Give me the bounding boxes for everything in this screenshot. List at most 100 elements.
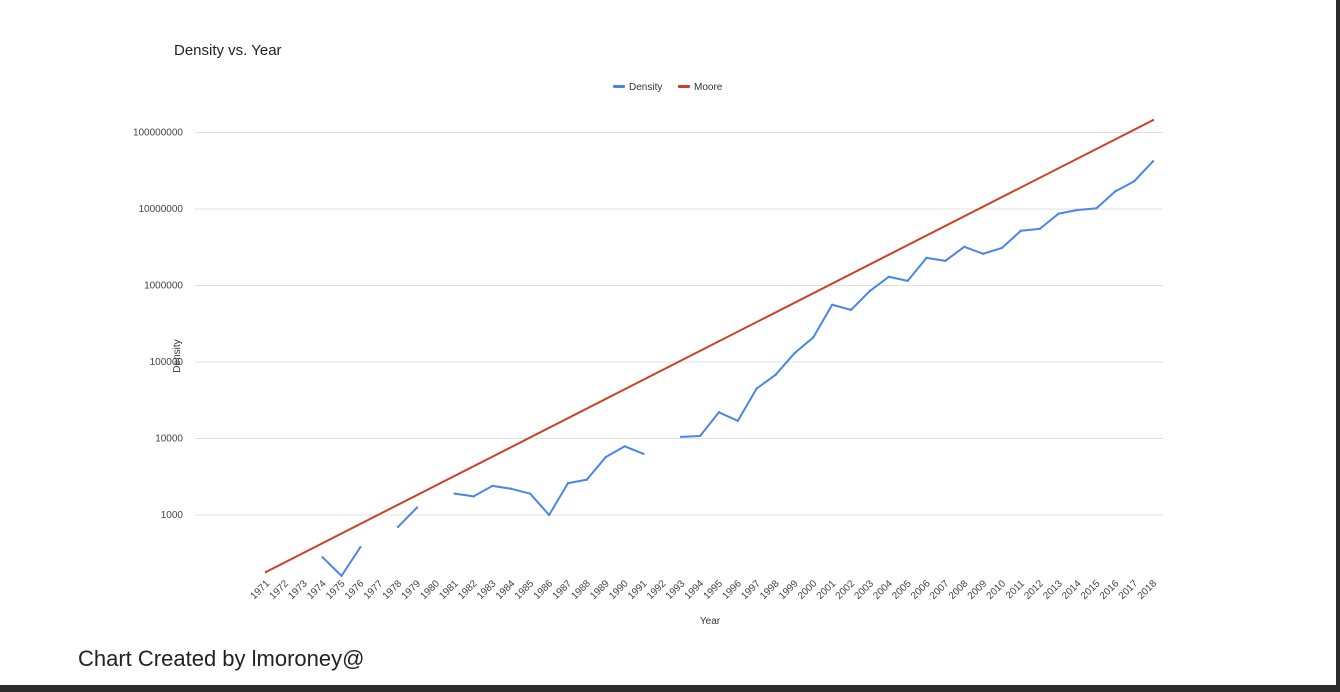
density-data-point (547, 513, 551, 517)
density-data-point (623, 445, 626, 448)
density-data-point (1057, 212, 1060, 215)
chart-title: Density vs. Year (174, 42, 282, 59)
x-tick-label: 1983 (475, 578, 499, 602)
density-data-point (321, 556, 324, 559)
legend-density-swatch (613, 85, 625, 88)
density-data-point (944, 259, 947, 263)
density-data-point (453, 492, 456, 495)
density-data-point (1019, 229, 1023, 232)
x-tick-label: 1985 (513, 578, 537, 602)
x-axis-ticks: 1971197219731974197519761977197819791980… (249, 578, 1160, 602)
x-tick-label: 2006 (909, 578, 933, 602)
x-tick-label: 2016 (1098, 578, 1122, 602)
x-tick-label: 2009 (966, 578, 990, 602)
density-data-point (1000, 246, 1004, 250)
density-data-point (925, 256, 928, 260)
x-tick-label: 1988 (569, 578, 593, 602)
x-tick-label: 1991 (626, 578, 650, 602)
x-tick-label: 2015 (1079, 578, 1103, 602)
x-tick-label: 1993 (664, 578, 688, 602)
window-bottom-bar (0, 685, 1340, 692)
density-data-point (1095, 207, 1098, 210)
x-tick-label: 1971 (249, 578, 273, 602)
x-tick-label: 2004 (871, 578, 895, 602)
x-tick-label: 1980 (418, 578, 442, 602)
density-data-point (717, 411, 721, 414)
x-tick-label: 1987 (551, 578, 575, 602)
density-data-point (396, 525, 400, 529)
density-series-line (681, 160, 1154, 438)
density-series-line (397, 506, 418, 528)
x-tick-label: 2010 (985, 578, 1009, 602)
legend: Density Moore (613, 82, 723, 93)
density-data-point (830, 303, 834, 306)
x-tick-label: 2013 (1041, 578, 1065, 602)
x-tick-label: 2011 (1004, 578, 1027, 601)
x-tick-label: 1999 (777, 578, 801, 602)
density-data-point (472, 495, 475, 498)
y-tick-label: 10000 (155, 434, 183, 445)
density-data-point (1132, 180, 1136, 183)
density-data-point (906, 279, 909, 283)
density-series-line (321, 546, 362, 577)
x-tick-label: 1976 (343, 578, 367, 602)
density-data-point (1151, 160, 1155, 163)
density-data-point (585, 478, 589, 481)
x-tick-label: 1972 (267, 578, 291, 602)
density-data-point (887, 275, 890, 278)
density-data-point (340, 574, 343, 578)
moore-data-point (1151, 118, 1155, 122)
x-axis-label: Year (700, 616, 721, 627)
density-data-point (359, 545, 362, 549)
x-tick-label: 1982 (456, 578, 480, 602)
density-data-point (755, 387, 758, 390)
legend-moore-swatch (678, 85, 690, 88)
density-series-line (454, 445, 644, 516)
moore-series-line (265, 119, 1154, 573)
moore-data-point (264, 570, 268, 574)
x-tick-label: 2017 (1117, 578, 1141, 602)
x-tick-label: 2012 (1022, 578, 1046, 602)
legend-density-label: Density (629, 82, 662, 93)
x-tick-label: 1995 (702, 578, 726, 602)
density-data-point (698, 434, 702, 438)
y-tick-label: 100000000 (133, 128, 183, 139)
density-data-point (1114, 190, 1117, 193)
series-lines (264, 118, 1155, 578)
x-tick-label: 1986 (532, 578, 556, 602)
y-axis-ticks: 1000 10000 100000 1000000 10000000 100000000 (133, 128, 183, 522)
density-data-point (963, 245, 966, 249)
x-tick-label: 1975 (324, 578, 348, 602)
density-data-point (566, 482, 570, 485)
x-tick-label: 2007 (928, 578, 952, 602)
x-tick-label: 1978 (381, 578, 405, 602)
x-tick-label: 1997 (739, 578, 763, 602)
y-tick-label: 1000000 (144, 281, 183, 292)
density-data-point (812, 336, 815, 339)
density-data-point (1038, 227, 1041, 231)
x-tick-label: 2001 (815, 578, 839, 602)
y-tick-label: 10000000 (139, 204, 184, 215)
y-axis-label: Density (172, 339, 183, 372)
density-data-point (604, 455, 607, 459)
density-data-point (736, 419, 740, 423)
density-data-point (679, 435, 683, 439)
chart-credit-caption: Chart Created by lmoroney@ (78, 646, 365, 671)
density-data-point (491, 484, 494, 488)
density-data-point (868, 289, 872, 293)
y-tick-label: 1000 (161, 510, 184, 521)
density-data-point (849, 308, 853, 312)
x-tick-label: 2000 (796, 578, 820, 602)
x-tick-label: 2003 (853, 578, 877, 602)
x-tick-label: 1994 (683, 578, 707, 602)
x-tick-label: 1984 (494, 578, 518, 602)
x-tick-label: 1974 (305, 578, 329, 602)
x-tick-label: 1998 (758, 578, 782, 602)
x-tick-label: 1977 (362, 578, 386, 602)
x-tick-label: 2005 (890, 578, 914, 602)
y-tick-label: 100000 (150, 357, 184, 368)
x-tick-label: 1992 (645, 578, 669, 602)
density-data-point (793, 352, 796, 355)
window-right-edge (1336, 0, 1340, 685)
x-tick-label: 2008 (947, 578, 971, 602)
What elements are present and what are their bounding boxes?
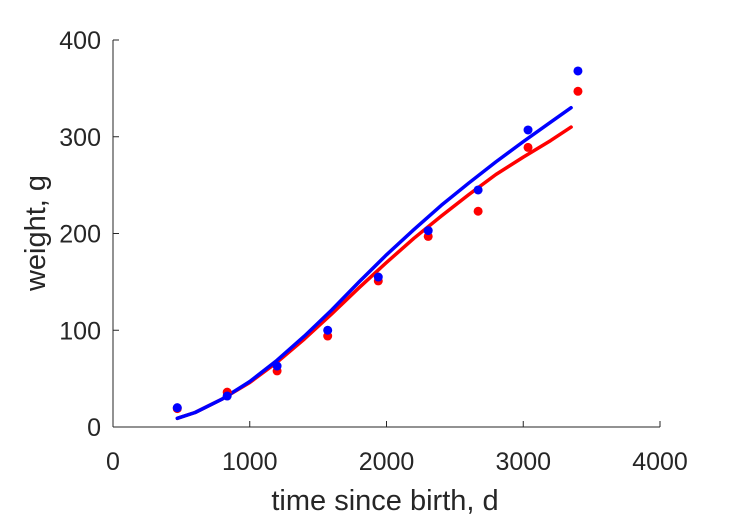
x-tick-label: 0: [106, 448, 120, 476]
data-point-series-2: [373, 272, 383, 282]
y-tick-label: 100: [59, 317, 101, 345]
x-tick-label: 2000: [359, 448, 415, 476]
data-points: [172, 66, 583, 414]
data-point-series-2: [323, 325, 333, 335]
data-point-series-2: [473, 185, 483, 195]
y-tick-label: 400: [59, 27, 101, 55]
x-axis-label: time since birth, d: [271, 485, 498, 517]
data-point-series-1: [473, 206, 483, 216]
y-tick-label: 200: [59, 221, 101, 249]
fit-lines: [175, 105, 573, 421]
x-axis-ticks: 0 1000 2000 3000 4000: [106, 421, 688, 476]
y-axis-label: weight, g: [20, 175, 52, 292]
data-point-series-1: [573, 86, 583, 96]
data-point-series-2: [423, 226, 433, 236]
data-point-series-1: [523, 142, 533, 152]
y-tick-label: 300: [59, 124, 101, 152]
data-point-series-2: [573, 66, 583, 76]
fit-line-series-2: [175, 105, 573, 421]
y-tick-label: 0: [87, 414, 101, 442]
x-tick-label: 1000: [222, 448, 278, 476]
data-point-series-2: [172, 403, 182, 413]
x-tick-label: 3000: [495, 448, 551, 476]
y-axis-ticks: 0 100 200 300 400: [59, 27, 119, 442]
data-point-series-2: [523, 125, 533, 135]
data-point-series-2: [272, 361, 282, 371]
data-point-series-2: [222, 391, 232, 401]
x-tick-label: 4000: [632, 448, 688, 476]
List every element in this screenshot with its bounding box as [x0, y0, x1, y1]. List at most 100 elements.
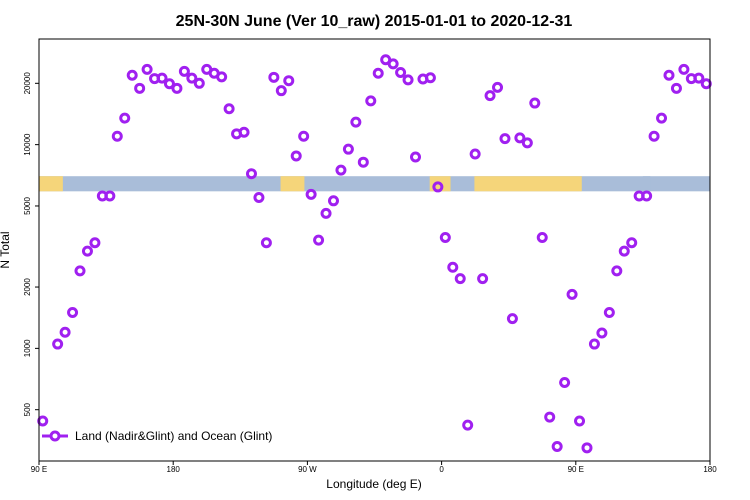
data-point [372, 67, 384, 79]
band-ocean-gap [642, 176, 651, 192]
data-point [566, 288, 578, 300]
legend-marker [49, 430, 61, 442]
data-point [290, 150, 302, 162]
data-point [37, 415, 49, 427]
data-point [89, 237, 101, 249]
data-point [596, 327, 608, 339]
data-point [357, 156, 369, 168]
data-point [253, 192, 265, 204]
y-tick-label: 2000 [23, 278, 32, 296]
data-point [104, 190, 116, 202]
y-tick-label: 5000 [23, 197, 32, 215]
data-point [588, 338, 600, 350]
data-point [216, 71, 228, 83]
data-point [260, 237, 272, 249]
data-point [551, 440, 563, 452]
y-tick-label: 20000 [23, 72, 32, 95]
data-point [559, 376, 571, 388]
y-tick-label: 1000 [23, 339, 32, 357]
data-point [81, 245, 93, 257]
data-point [529, 97, 541, 109]
data-point [544, 411, 556, 423]
data-point [163, 78, 175, 90]
data-point [119, 112, 131, 124]
data-point [67, 306, 79, 318]
data-point [313, 234, 325, 246]
x-tick-label: 90 W [298, 465, 317, 474]
data-point [603, 306, 615, 318]
y-tick-label: 10000 [23, 133, 32, 156]
legend-label: Land (Nadir&Glint) and Ocean (Glint) [75, 429, 272, 443]
x-tick-label: 90 E [568, 465, 584, 474]
data-point [574, 415, 586, 427]
data-point [365, 95, 377, 107]
data-point [134, 82, 146, 94]
x-tick-label: 180 [167, 465, 181, 474]
data-point [521, 137, 533, 149]
data-point [536, 232, 548, 244]
data-point [432, 181, 444, 193]
data-point [410, 151, 422, 163]
data-point [492, 81, 504, 93]
data-point [223, 103, 235, 115]
data-points [37, 54, 712, 454]
data-point [74, 265, 86, 277]
data-point [700, 78, 712, 90]
map-band [39, 176, 710, 192]
data-point [424, 72, 436, 84]
data-point [618, 245, 630, 257]
x-axis-title: Longitude (deg E) [326, 477, 421, 491]
axis-ticks: 90 E 180 90 W 0 90 E 180 500 1000 2000 5000 10000 2… [23, 72, 717, 474]
data-point [298, 130, 310, 142]
plot-frame [38, 38, 711, 462]
data-point [499, 133, 511, 145]
data-point [156, 72, 168, 84]
data-point [245, 168, 257, 180]
data-point [469, 148, 481, 160]
data-point [305, 188, 317, 200]
data-point [178, 65, 190, 77]
band-land-2 [474, 176, 582, 192]
data-point [59, 326, 71, 338]
data-point [335, 164, 347, 176]
band-land-mexico [280, 176, 305, 192]
data-point [611, 265, 623, 277]
data-point [656, 112, 668, 124]
data-point [186, 72, 198, 84]
y-axis-title: N Total [0, 231, 12, 268]
data-point [462, 419, 474, 431]
data-point [514, 132, 526, 144]
data-point [581, 442, 593, 454]
data-point [439, 232, 451, 244]
data-point [350, 116, 362, 128]
data-point [626, 237, 638, 249]
data-point [477, 273, 489, 285]
data-point [268, 71, 280, 83]
data-point [141, 63, 153, 75]
data-point [670, 82, 682, 94]
data-point [693, 72, 705, 84]
data-point [171, 82, 183, 94]
data-point [320, 207, 332, 219]
data-point [484, 90, 496, 102]
data-point [678, 63, 690, 75]
data-point [447, 261, 459, 273]
data-point [238, 126, 250, 138]
data-point [648, 130, 660, 142]
x-tick-label: 0 [439, 465, 444, 474]
y-tick-label: 500 [23, 402, 32, 416]
data-point [395, 66, 407, 78]
band-ocean [39, 176, 710, 192]
x-tick-label: 180 [703, 465, 717, 474]
data-point [506, 313, 518, 325]
data-point [275, 85, 287, 97]
chart-title: 25N-30N June (Ver 10_raw) 2015-01-01 to … [176, 13, 573, 30]
data-point [111, 130, 123, 142]
data-point [641, 190, 653, 202]
data-point [193, 77, 205, 89]
data-point [402, 74, 414, 86]
data-point [327, 195, 339, 207]
data-point [387, 58, 399, 70]
data-point [126, 69, 138, 81]
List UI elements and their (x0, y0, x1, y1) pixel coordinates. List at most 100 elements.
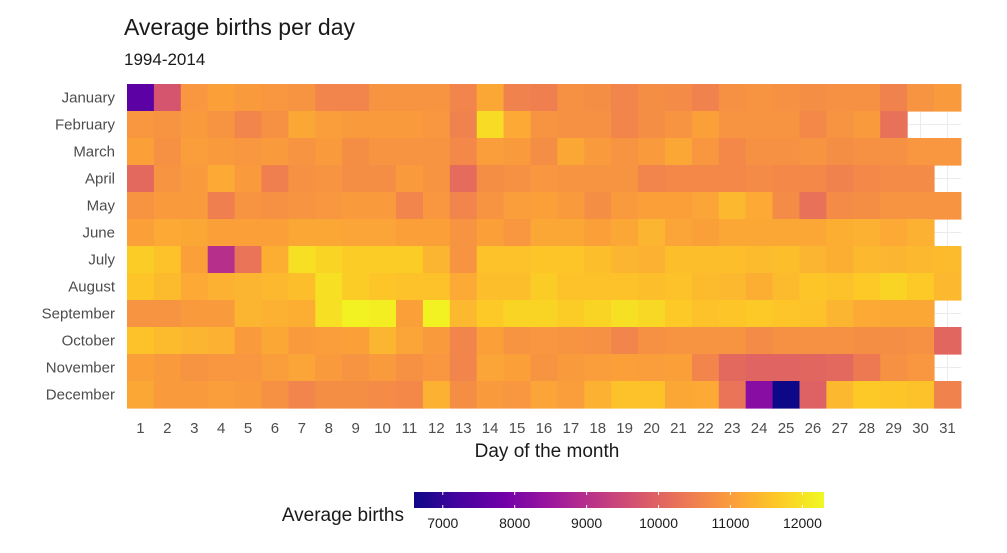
x-tick-label: 8 (325, 420, 333, 437)
heatmap-cell (826, 354, 854, 382)
heatmap-cell (718, 246, 747, 274)
colorbar (414, 492, 824, 508)
heatmap-cell (557, 165, 585, 193)
heatmap-cell (665, 246, 693, 274)
heatmap-cell (665, 381, 693, 409)
x-tick-label: 14 (482, 420, 499, 437)
heatmap-cell (476, 300, 505, 328)
heatmap-cell (934, 246, 962, 274)
heatmap-cell (476, 273, 505, 301)
heatmap-cell (772, 165, 801, 193)
heatmap-cell (369, 138, 397, 166)
x-tick-label: 22 (697, 420, 714, 437)
heatmap-cell (880, 165, 908, 193)
heatmap-cell (745, 111, 774, 139)
heatmap-cell (530, 246, 558, 274)
heatmap-cell (127, 354, 155, 382)
heatmap-cell (745, 84, 774, 112)
heatmap-cell (207, 84, 236, 112)
heatmap-cell (799, 300, 827, 328)
heatmap-cell (718, 219, 747, 247)
heatmap-cell (826, 84, 854, 112)
heatmap-cell (396, 300, 424, 328)
heatmap-cell (665, 111, 693, 139)
heatmap-cell (153, 300, 182, 328)
heatmap-cell (665, 300, 693, 328)
heatmap-cell (665, 273, 693, 301)
heatmap-cell (422, 219, 451, 247)
heatmap-cell (772, 138, 801, 166)
heatmap-cell (369, 300, 397, 328)
heatmap-cell (396, 381, 424, 409)
heatmap-cell (611, 246, 639, 274)
heatmap-cell (826, 246, 854, 274)
x-tick-label: 17 (563, 420, 580, 437)
heatmap-cell (449, 327, 478, 355)
heatmap-cell (180, 165, 209, 193)
x-tick-label: 25 (778, 420, 795, 437)
heatmap-cell (557, 327, 585, 355)
heatmap-cell (180, 273, 209, 301)
heatmap-cell (853, 354, 881, 382)
heatmap-cell (127, 219, 155, 247)
heatmap-cell (772, 381, 801, 409)
heatmap-cell (449, 273, 478, 301)
heatmap-cell (530, 300, 558, 328)
y-tick-label: June (82, 225, 115, 242)
chart-subtitle: 1994-2014 (124, 50, 205, 69)
heatmap-cell (530, 219, 558, 247)
heatmap-cell (503, 192, 532, 220)
heatmap-cell (207, 219, 236, 247)
x-tick-label: 12 (428, 420, 445, 437)
heatmap-cell (880, 84, 908, 112)
heatmap-cell (530, 111, 558, 139)
heatmap-cell (745, 273, 774, 301)
x-tick-label: 30 (912, 420, 929, 437)
heatmap-cell (638, 327, 666, 355)
heatmap-cell (369, 273, 397, 301)
heatmap-cell (718, 327, 747, 355)
x-tick-label: 31 (939, 420, 956, 437)
heatmap-cell (180, 300, 209, 328)
heatmap-cell (691, 219, 720, 247)
heatmap-cell (907, 327, 935, 355)
heatmap-cell (799, 246, 827, 274)
heatmap-cell (557, 354, 585, 382)
y-tick-label: October (62, 333, 115, 350)
heatmap-cell (180, 219, 209, 247)
heatmap-cell (638, 381, 666, 409)
heatmap-cell (772, 354, 801, 382)
heatmap-cell (261, 273, 289, 301)
heatmap-cell (934, 138, 962, 166)
heatmap-cell (772, 192, 801, 220)
heatmap-cell (261, 165, 289, 193)
heatmap-cell (691, 273, 720, 301)
heatmap-cell (584, 354, 612, 382)
heatmap-cell (799, 84, 827, 112)
x-axis-title: Day of the month (475, 441, 620, 462)
heatmap-cell (772, 111, 801, 139)
heatmap-cell (127, 327, 155, 355)
heatmap-cell (288, 246, 316, 274)
heatmap-cell (530, 327, 558, 355)
colorbar-title: Average births (282, 505, 404, 526)
heatmap-cell (153, 273, 182, 301)
heatmap-cell (127, 381, 155, 409)
heatmap-cell (180, 192, 209, 220)
heatmap-cell (153, 354, 182, 382)
heatmap-cell (907, 192, 935, 220)
heatmap-cell (745, 354, 774, 382)
heatmap-cell (584, 300, 612, 328)
heatmap-cell (234, 84, 263, 112)
heatmap-cell (638, 354, 666, 382)
heatmap-cell (342, 84, 370, 112)
heatmap-cell (422, 165, 451, 193)
heatmap-cell (638, 111, 666, 139)
heatmap-cell (934, 327, 962, 355)
heatmap-cell (665, 219, 693, 247)
heatmap-cell (449, 111, 478, 139)
heatmap-cell (557, 84, 585, 112)
heatmap-cell (611, 84, 639, 112)
heatmap-cell (826, 273, 854, 301)
heatmap-cell (611, 138, 639, 166)
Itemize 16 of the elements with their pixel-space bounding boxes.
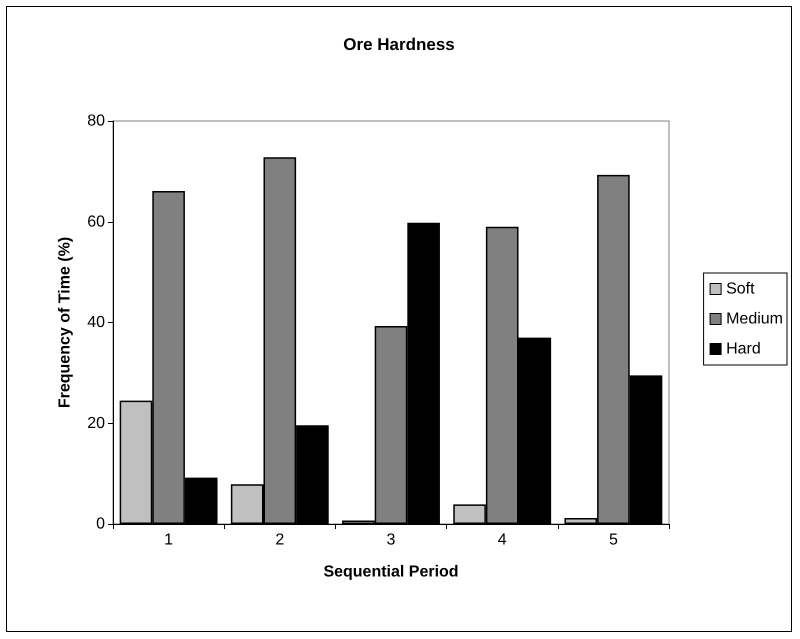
x-tick-label: 3 (386, 532, 396, 548)
legend-label: Medium (726, 310, 783, 328)
x-tick-label: 4 (498, 532, 507, 548)
x-tick-label: 2 (275, 532, 284, 548)
y-tick-label: 0 (96, 516, 106, 532)
y-tick-label: 20 (87, 414, 106, 432)
y-tick-label: 60 (87, 213, 106, 230)
x-tick-label: 5 (608, 532, 618, 548)
chart-title: Ore Hardness (343, 35, 455, 54)
y-tick-label: 40 (87, 314, 106, 331)
y-axis-title: Frequency of Time (%) (56, 236, 74, 408)
legend-label: Soft (726, 280, 756, 298)
y-tick-label: 80 (87, 112, 106, 130)
x-axis-title: Sequential Period (323, 564, 459, 580)
legend-label: Hard (726, 340, 761, 358)
x-tick-label: 1 (164, 532, 174, 548)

_____

> [Short task]: Return the entries' lines unchanged, beginning at the line that contains "density-data-point (547, 513, 551, 517)" and stopping after the line that contains "x-tick-label: 2010 (985, 578, 1009, 602)".

> [Written reply]:
density-data-point (547, 513, 551, 517)
density-data-point (623, 445, 626, 448)
density-data-point (1057, 212, 1060, 215)
chart-title: Density vs. Year (174, 42, 282, 59)
x-tick-label: 1983 (475, 578, 499, 602)
density-data-point (321, 556, 324, 559)
legend-density-swatch (613, 85, 625, 88)
density-data-point (944, 259, 947, 263)
density-data-point (453, 492, 456, 495)
density-data-point (1019, 229, 1023, 232)
x-tick-label: 1985 (513, 578, 537, 602)
x-axis-ticks: 1971197219731974197519761977197819791980… (249, 578, 1160, 602)
x-tick-label: 2006 (909, 578, 933, 602)
x-tick-label: 2016 (1098, 578, 1122, 602)
x-tick-label: 2009 (966, 578, 990, 602)
density-data-point (1000, 246, 1004, 250)
density-data-point (925, 256, 928, 260)
x-tick-label: 1988 (569, 578, 593, 602)
x-tick-label: 1991 (626, 578, 650, 602)
x-tick-label: 2015 (1079, 578, 1103, 602)
x-tick-label: 1993 (664, 578, 688, 602)
window-bottom-bar (0, 685, 1340, 692)
density-data-point (1095, 207, 1098, 210)
x-tick-label: 1971 (249, 578, 273, 602)
x-tick-label: 2004 (871, 578, 895, 602)
x-tick-label: 1980 (418, 578, 442, 602)
density-data-point (717, 411, 721, 414)
x-tick-label: 1987 (551, 578, 575, 602)
density-data-point (396, 525, 400, 529)
density-series-line (681, 160, 1154, 438)
density-series-line (397, 506, 418, 528)
x-tick-label: 2010 (985, 578, 1009, 602)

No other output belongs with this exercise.